_AIM OF THE TASK_: Search the material for "object" and show all lines that contain it.

_STORED DATA_:

####################

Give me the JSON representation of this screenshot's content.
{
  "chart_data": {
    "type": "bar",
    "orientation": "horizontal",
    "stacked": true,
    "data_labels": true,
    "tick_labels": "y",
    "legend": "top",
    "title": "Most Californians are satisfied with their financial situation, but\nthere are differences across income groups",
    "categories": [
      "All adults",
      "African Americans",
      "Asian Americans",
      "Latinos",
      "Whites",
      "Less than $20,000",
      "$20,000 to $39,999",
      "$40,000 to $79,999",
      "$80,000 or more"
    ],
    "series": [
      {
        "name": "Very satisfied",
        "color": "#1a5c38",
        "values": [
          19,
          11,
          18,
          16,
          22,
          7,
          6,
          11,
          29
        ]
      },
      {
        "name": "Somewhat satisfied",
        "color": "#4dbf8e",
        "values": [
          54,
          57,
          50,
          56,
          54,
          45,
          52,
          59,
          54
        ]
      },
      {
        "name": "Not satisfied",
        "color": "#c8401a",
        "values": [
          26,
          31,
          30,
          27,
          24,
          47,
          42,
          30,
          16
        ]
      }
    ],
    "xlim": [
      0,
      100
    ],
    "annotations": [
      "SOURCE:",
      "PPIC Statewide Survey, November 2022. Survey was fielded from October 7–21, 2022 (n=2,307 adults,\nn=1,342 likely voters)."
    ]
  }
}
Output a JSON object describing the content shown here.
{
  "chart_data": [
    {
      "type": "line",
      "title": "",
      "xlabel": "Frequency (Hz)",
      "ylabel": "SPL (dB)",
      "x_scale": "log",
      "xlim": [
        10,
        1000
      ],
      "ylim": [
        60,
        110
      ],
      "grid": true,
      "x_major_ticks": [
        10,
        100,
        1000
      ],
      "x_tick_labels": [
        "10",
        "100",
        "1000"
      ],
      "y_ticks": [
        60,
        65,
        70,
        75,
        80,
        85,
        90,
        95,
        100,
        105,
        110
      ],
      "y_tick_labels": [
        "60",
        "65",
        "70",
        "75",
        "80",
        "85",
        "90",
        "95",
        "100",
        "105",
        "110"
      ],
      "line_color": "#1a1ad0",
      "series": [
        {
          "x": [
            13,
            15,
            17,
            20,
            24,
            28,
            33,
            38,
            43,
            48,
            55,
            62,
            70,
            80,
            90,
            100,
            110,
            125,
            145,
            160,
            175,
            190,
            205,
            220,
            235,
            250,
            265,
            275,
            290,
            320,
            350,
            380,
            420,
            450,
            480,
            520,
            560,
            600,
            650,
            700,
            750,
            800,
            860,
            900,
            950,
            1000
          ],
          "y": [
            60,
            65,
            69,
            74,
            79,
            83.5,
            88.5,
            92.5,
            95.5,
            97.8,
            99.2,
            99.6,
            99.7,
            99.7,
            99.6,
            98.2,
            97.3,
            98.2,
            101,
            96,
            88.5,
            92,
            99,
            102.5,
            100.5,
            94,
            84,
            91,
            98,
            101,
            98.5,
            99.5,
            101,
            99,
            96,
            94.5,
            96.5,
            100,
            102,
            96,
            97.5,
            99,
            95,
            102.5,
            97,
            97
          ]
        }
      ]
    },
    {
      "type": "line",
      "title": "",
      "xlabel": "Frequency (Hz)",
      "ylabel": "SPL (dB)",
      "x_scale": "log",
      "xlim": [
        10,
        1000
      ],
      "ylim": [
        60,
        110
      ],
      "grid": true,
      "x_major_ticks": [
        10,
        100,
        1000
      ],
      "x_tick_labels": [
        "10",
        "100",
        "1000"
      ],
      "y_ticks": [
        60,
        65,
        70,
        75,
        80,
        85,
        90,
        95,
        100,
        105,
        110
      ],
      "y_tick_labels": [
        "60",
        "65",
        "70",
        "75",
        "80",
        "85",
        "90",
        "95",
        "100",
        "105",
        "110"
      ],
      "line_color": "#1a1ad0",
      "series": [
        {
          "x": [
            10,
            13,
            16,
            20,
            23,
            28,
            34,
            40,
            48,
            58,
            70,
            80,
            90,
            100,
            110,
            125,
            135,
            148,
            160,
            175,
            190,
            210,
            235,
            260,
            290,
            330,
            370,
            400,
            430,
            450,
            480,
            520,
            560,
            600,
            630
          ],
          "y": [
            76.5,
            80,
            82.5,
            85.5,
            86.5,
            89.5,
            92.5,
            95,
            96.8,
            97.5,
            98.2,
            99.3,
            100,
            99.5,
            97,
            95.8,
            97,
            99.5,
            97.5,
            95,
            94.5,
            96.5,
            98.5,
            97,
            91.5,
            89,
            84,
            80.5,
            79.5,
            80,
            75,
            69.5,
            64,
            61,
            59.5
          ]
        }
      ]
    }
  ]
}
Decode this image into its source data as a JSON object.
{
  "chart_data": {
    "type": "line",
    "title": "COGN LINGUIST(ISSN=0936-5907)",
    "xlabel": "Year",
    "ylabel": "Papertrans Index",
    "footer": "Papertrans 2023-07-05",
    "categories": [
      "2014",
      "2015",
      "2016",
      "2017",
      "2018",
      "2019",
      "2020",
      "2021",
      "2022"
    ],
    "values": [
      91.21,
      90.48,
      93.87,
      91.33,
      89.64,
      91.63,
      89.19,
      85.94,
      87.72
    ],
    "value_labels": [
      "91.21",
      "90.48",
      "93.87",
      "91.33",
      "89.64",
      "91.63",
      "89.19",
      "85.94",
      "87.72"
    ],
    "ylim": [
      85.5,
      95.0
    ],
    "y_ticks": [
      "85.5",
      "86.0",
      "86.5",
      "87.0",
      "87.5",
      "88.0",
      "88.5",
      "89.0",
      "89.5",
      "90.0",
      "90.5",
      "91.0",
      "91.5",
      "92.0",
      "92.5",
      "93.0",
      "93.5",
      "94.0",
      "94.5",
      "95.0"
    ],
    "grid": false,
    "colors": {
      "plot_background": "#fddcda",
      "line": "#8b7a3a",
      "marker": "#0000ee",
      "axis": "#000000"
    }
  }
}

####################

_COMPLETED EXERCISE_:
Output a JSON object describing the content shown here.
Decode this image into its source data as a JSON object.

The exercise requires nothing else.